Page layout parsing data:
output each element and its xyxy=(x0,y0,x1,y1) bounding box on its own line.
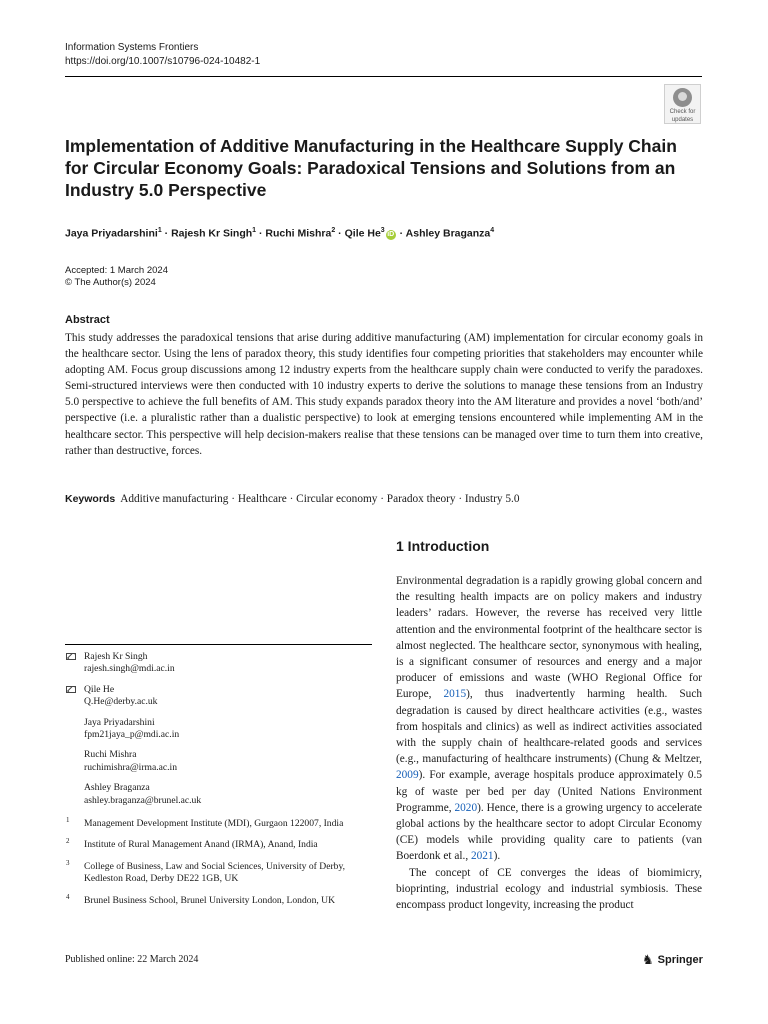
author-name: Ashley Braganza xyxy=(405,227,491,240)
published-date: Published online: 22 March 2024 xyxy=(65,954,199,965)
contact-entry xyxy=(65,684,372,709)
affiliation-text: Management Development Institute (MDI), Gurgaon 122007, India xyxy=(84,818,344,829)
orcid-icon[interactable]: iD xyxy=(387,230,395,238)
affiliation-number: 2 xyxy=(66,837,70,846)
contact-email[interactable]: Q.He@derby.ac.uk xyxy=(84,696,158,708)
paragraph: Environmental degradation is a rapidly growing global concern and the resulting health impacts are on policy makers and industry leaders’ radars. However, the reverse has received very little attention and the environmental footprint of the healthcare sector is almost neglected. The healthcare sector, synonymous with healing, is a significant consumer of resources and energy and a major producer of emissions and waste (WHO Regional Office for Europe, 2015), thus inadvertently harming health. Such degradation is caused by direct healthcare activities (e.g., wastes from hospitals and clinics) as well as indirect activities associated with the supply chain of healthcare-related goods and services (e.g., manufacturing of healthcare instruments) (Chung & Meltzer, 2009). For example, average hospitals produce approximately 0.5 kg of waste per bed per day (United Nations Environment Programme, 2020). Hence, there is a growing urgency to accelerate global actions by the healthcare sector to adopt Circular Economy (CE) models while providing quality care to patients (van Boerdonk et al., 2021). xyxy=(396,575,702,863)
footnote-rule xyxy=(65,644,372,645)
publisher-name: Springer xyxy=(657,954,703,966)
affiliation-text: Brunel Business School, Brunel University London, London, UK xyxy=(84,894,336,906)
author-name: Jaya Priyadarshini xyxy=(65,227,158,240)
author-affiliation-ref: 1 xyxy=(252,227,257,234)
affiliation-entry xyxy=(65,892,372,907)
author-name: Ruchi Mishra xyxy=(265,227,332,240)
contact-email[interactable]: fpm21jaya_p@mdi.ac.in xyxy=(84,729,180,741)
accepted-date: Accepted: 1 March 2024 xyxy=(65,265,168,276)
check-for-updates-badge[interactable] xyxy=(664,84,701,124)
affiliation-number: 3 xyxy=(66,858,70,867)
affiliation-text: College of Business, Law and Social Sciences, University of Derby, Kedleston Road, Derby DE22 1GB, UK xyxy=(84,860,346,885)
contact-entry xyxy=(65,651,372,676)
keywords xyxy=(65,492,705,507)
contact-entry xyxy=(65,749,372,774)
affiliation-entry xyxy=(65,818,372,830)
citation-link[interactable]: 2021 xyxy=(470,850,494,863)
header-rule xyxy=(65,76,702,77)
author-affiliation-ref: 1 xyxy=(157,227,162,234)
abstract-heading: Abstract xyxy=(65,314,110,326)
author-list: Jaya Priyadarshini$^1$ · Rajesh Kr Singh$^1$ · Ruchi Mishra$^2$ · Qile He$^3$ iD · Ashley Braganza$^4$ xyxy=(65,227,495,240)
citation-link[interactable]: 2015 xyxy=(443,688,467,701)
contact-email[interactable]: rajesh.singh@mdi.ac.in xyxy=(84,663,175,675)
badge-line-2: updates xyxy=(671,117,694,123)
affiliation-entry xyxy=(65,858,372,886)
introduction-body xyxy=(396,573,702,913)
springer-horse-icon: ♞ xyxy=(642,952,654,967)
doi-link[interactable]: https://doi.org/10.1007/s10796-024-10482-1 xyxy=(65,56,261,67)
envelope-icon xyxy=(66,653,76,660)
affiliation-text: Institute of Rural Management Anand (IRMA), Anand, India xyxy=(84,839,318,851)
contact-name: Rajesh Kr Singh xyxy=(84,651,148,662)
keywords-list: Additive manufacturing · Healthcare · Circular economy · Paradox theory · Industry 5.0 xyxy=(120,493,520,505)
author-name: Rajesh Kr Singh xyxy=(171,227,253,240)
affiliation-number: 4 xyxy=(66,892,70,901)
envelope-icon xyxy=(66,686,76,693)
affiliations xyxy=(65,818,372,916)
abstract-text: This study addresses the paradoxical tensions that arise during additive manufacturing (AM) implementation for circular economy goals in the healthcare sector. Using the lens of paradox theory, this study identifies four competing priorities that stakeholders may encounter while adopting AM. Focus group discussions among 12 industry experts from the healthcare supply chain were conducted to verify the paradoxes. Semi-structured interviews were then conducted with 10 industry experts to derive the solutions to manage these tensions from an Industry 5.0 perspective to achieve the full benefits of AM. This study expands paradox theory into the AM literature and provides a novel ‘both/and’ perspective (i.e. a pluralistic rather than a dualistic perspective) to look at emerging tensions encountered while implementing AM in the healthcare sector. This perspective will help decision-makers realise that these tensions can be managed over time to turn them into creative, rather than destructive, forces. xyxy=(65,332,703,457)
contact-email[interactable]: ashley.braganza@brunel.ac.uk xyxy=(84,794,202,806)
paragraph: The concept of CE converges the ideas of biomimicry, bioprinting, industrial ecology and industrial symbiosis. These encompass product longevity, increasing the product xyxy=(396,866,702,912)
keywords-label: Keywords xyxy=(65,493,116,505)
citation-link[interactable]: 2020 xyxy=(454,801,478,814)
publisher-logo[interactable] xyxy=(642,952,703,968)
journal-header xyxy=(65,41,260,69)
contact-name: Jaya Priyadarshini xyxy=(84,716,155,728)
contact-name: Qile He xyxy=(84,683,115,695)
citation-link[interactable]: 2009 xyxy=(396,769,419,782)
contact-entry xyxy=(65,717,372,742)
contact-name: Ashley Braganza xyxy=(84,782,150,794)
section-heading-introduction: 1 Introduction xyxy=(396,538,490,554)
check-updates-icon xyxy=(673,88,692,107)
contact-entry xyxy=(65,782,372,807)
contact-name: Ruchi Mishra xyxy=(84,749,137,761)
journal-name: Information Systems Frontiers xyxy=(65,42,199,53)
author-contacts xyxy=(65,651,372,815)
badge-line-1: Check for xyxy=(669,109,696,115)
author-affiliation-ref: 3 xyxy=(380,227,385,234)
paper-title: Implementation of Additive Manufacturing in the Healthcare Supply Chain for Circular Economy Goals: Paradoxical Tensions and Solutions from an Industry 5.0 Perspective xyxy=(65,136,677,200)
author-name: Qile He xyxy=(344,227,381,240)
article-dates xyxy=(65,265,168,289)
author-affiliation-ref: 4 xyxy=(490,227,495,234)
contact-email[interactable]: ruchimishra@irma.ac.in xyxy=(84,761,178,773)
affiliation-entry xyxy=(65,839,372,851)
copyright-notice: © The Author(s) 2024 xyxy=(65,277,156,288)
affiliation-number: 1 xyxy=(66,816,70,824)
author-affiliation-ref: 2 xyxy=(331,227,336,234)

Requirement: In your copy, omit the pictures and restate every line of the data word for word.

Written reply:
output each element and its xyxy=(x0,y0,x1,y1) bounding box on its own line.
author-name: Ashley Braganza xyxy=(405,227,491,240)
published-date: Published online: 22 March 2024 xyxy=(65,954,199,965)
contact-entry xyxy=(65,684,372,709)
affiliation-text: Management Development Institute (MDI), Gurgaon 122007, India xyxy=(84,818,344,829)
orcid-icon[interactable]: iD xyxy=(387,230,395,238)
affiliation-number: 2 xyxy=(66,837,70,846)
contact-email[interactable]: Q.He@derby.ac.uk xyxy=(84,696,158,708)
paragraph: Environmental degradation is a rapidly growing global concern and the resulting health impacts are on policy makers and industry leaders’ radars. However, the reverse has received very little attention and the environmental footprint of the healthcare sector is almost neglected. The healthcare sector, synonymous with healing, is a significant consumer of resources and energy and a major producer of emissions and waste (WHO Regional Office for Europe, 2015), thus inadvertently harming health. Such degradation is caused by direct healthcare activities (e.g., wastes from hospitals and clinics) as well as indirect activities associated with the supply chain of healthcare-related goods and services (e.g., manufacturing of healthcare instruments) (Chung & Meltzer, 2009). For example, average hospitals produce approximately 0.5 kg of waste per bed per day (United Nations Environment Programme, 2020). Hence, there is a growing urgency to accelerate global actions by the healthcare sector to adopt Circular Economy (CE) models while providing quality care to patients (van Boerdonk et al., 2021). xyxy=(396,575,702,863)
footnote-rule xyxy=(65,644,372,645)
publisher-name: Springer xyxy=(657,954,703,966)
affiliation-text: Brunel Business School, Brunel University London, London, UK xyxy=(84,894,336,906)
author-name: Jaya Priyadarshini xyxy=(65,227,158,240)
author-affiliation-ref: 1 xyxy=(252,227,257,234)
affiliation-entry xyxy=(65,892,372,907)
author-name: Ruchi Mishra xyxy=(265,227,332,240)
contact-email[interactable]: fpm21jaya_p@mdi.ac.in xyxy=(84,729,180,741)
accepted-date: Accepted: 1 March 2024 xyxy=(65,265,168,276)
check-for-updates-badge[interactable] xyxy=(664,84,701,124)
affiliation-number: 3 xyxy=(66,858,70,867)
affiliation-text: College of Business, Law and Social Sciences, University of Derby, Kedleston Road, Derby DE22 1GB, UK xyxy=(84,860,346,885)
contact-entry xyxy=(65,651,372,676)
keywords xyxy=(65,492,705,507)
contact-entry xyxy=(65,749,372,774)
affiliation-entry xyxy=(65,818,372,830)
citation-link[interactable]: 2021 xyxy=(470,850,494,863)
header-rule xyxy=(65,76,702,77)
author-affiliation-ref: 1 xyxy=(157,227,162,234)
abstract-heading: Abstract xyxy=(65,314,110,326)
author-list: Jaya Priyadarshini$^1$ · Rajesh Kr Singh$^1$ · Ruchi Mishra$^2$ · Qile He$^3$ iD · Ashley Braganza$^4$ xyxy=(65,227,495,240)
citation-link[interactable]: 2015 xyxy=(443,688,467,701)
contact-email[interactable]: rajesh.singh@mdi.ac.in xyxy=(84,663,175,675)
badge-line-2: updates xyxy=(671,117,694,123)
affiliation-entry xyxy=(65,858,372,886)
introduction-body xyxy=(396,573,702,913)
springer-horse-icon: ♞ xyxy=(642,952,654,967)
doi-link[interactable]: https://doi.org/10.1007/s10796-024-10482-1 xyxy=(65,56,261,67)
envelope-icon xyxy=(66,653,76,660)
affiliation-text: Institute of Rural Management Anand (IRMA), Anand, India xyxy=(84,839,318,851)
contact-name: Rajesh Kr Singh xyxy=(84,651,148,662)
keywords-list: Additive manufacturing · Healthcare · Circular economy · Paradox theory · Industry 5.0 xyxy=(120,493,520,505)
author-name: Rajesh Kr Singh xyxy=(171,227,253,240)
affiliation-number: 4 xyxy=(66,892,70,901)
envelope-icon xyxy=(66,686,76,693)
affiliations xyxy=(65,818,372,916)
abstract-text: This study addresses the paradoxical tensions that arise during additive manufacturing (AM) implementation for circular economy goals in the healthcare sector. Using the lens of paradox theory, this study identifies four competing priorities that stakeholders may encounter while adopting AM. Focus group discussions among 12 industry experts from the healthcare supply chain were conducted to verify the paradoxes. Semi-structured interviews were then conducted with 10 industry experts to derive the solutions to manage these tensions from an Industry 5.0 perspective to achieve the full benefits of AM. This study expands paradox theory into the AM literature and provides a novel ‘both/and’ perspective (i.e. a pluralistic rather than a dualistic perspective) to look at emerging tensions encountered while implementing AM in the healthcare sector. This perspective will help decision-makers realise that these tensions can be managed over time to turn them into creative, rather than destructive, forces. xyxy=(65,332,703,457)
contact-email[interactable]: ashley.braganza@brunel.ac.uk xyxy=(84,794,202,806)
paragraph: The concept of CE converges the ideas of biomimicry, bioprinting, industrial ecology and industrial symbiosis. These encompass product longevity, increasing the product xyxy=(396,866,702,912)
keywords-label: Keywords xyxy=(65,493,116,505)
citation-link[interactable]: 2020 xyxy=(454,801,478,814)
publisher-logo[interactable] xyxy=(642,952,703,968)
journal-header xyxy=(65,41,260,69)
contact-name: Jaya Priyadarshini xyxy=(84,716,155,728)
contact-name: Qile He xyxy=(84,683,115,695)
citation-link[interactable]: 2009 xyxy=(396,769,419,782)
contact-entry xyxy=(65,717,372,742)
contact-name: Ashley Braganza xyxy=(84,782,150,794)
section-heading-introduction: 1 Introduction xyxy=(396,538,490,554)
check-updates-icon xyxy=(673,88,692,107)
contact-entry xyxy=(65,782,372,807)
contact-name: Ruchi Mishra xyxy=(84,749,137,761)
journal-name: Information Systems Frontiers xyxy=(65,42,199,53)
author-contacts xyxy=(65,651,372,815)
badge-line-1: Check for xyxy=(669,109,696,115)
author-affiliation-ref: 3 xyxy=(380,227,385,234)
paper-title: Implementation of Additive Manufacturing in the Healthcare Supply Chain for Circular Economy Goals: Paradoxical Tensions and Solutions from an Industry 5.0 Perspective xyxy=(65,136,677,200)
author-name: Qile He xyxy=(344,227,381,240)
article-dates xyxy=(65,265,168,289)
author-affiliation-ref: 4 xyxy=(490,227,495,234)
contact-email[interactable]: ruchimishra@irma.ac.in xyxy=(84,761,178,773)
affiliation-entry xyxy=(65,839,372,851)
copyright-notice: © The Author(s) 2024 xyxy=(65,277,156,288)
affiliation-number: 1 xyxy=(66,816,70,824)
author-affiliation-ref: 2 xyxy=(331,227,336,234)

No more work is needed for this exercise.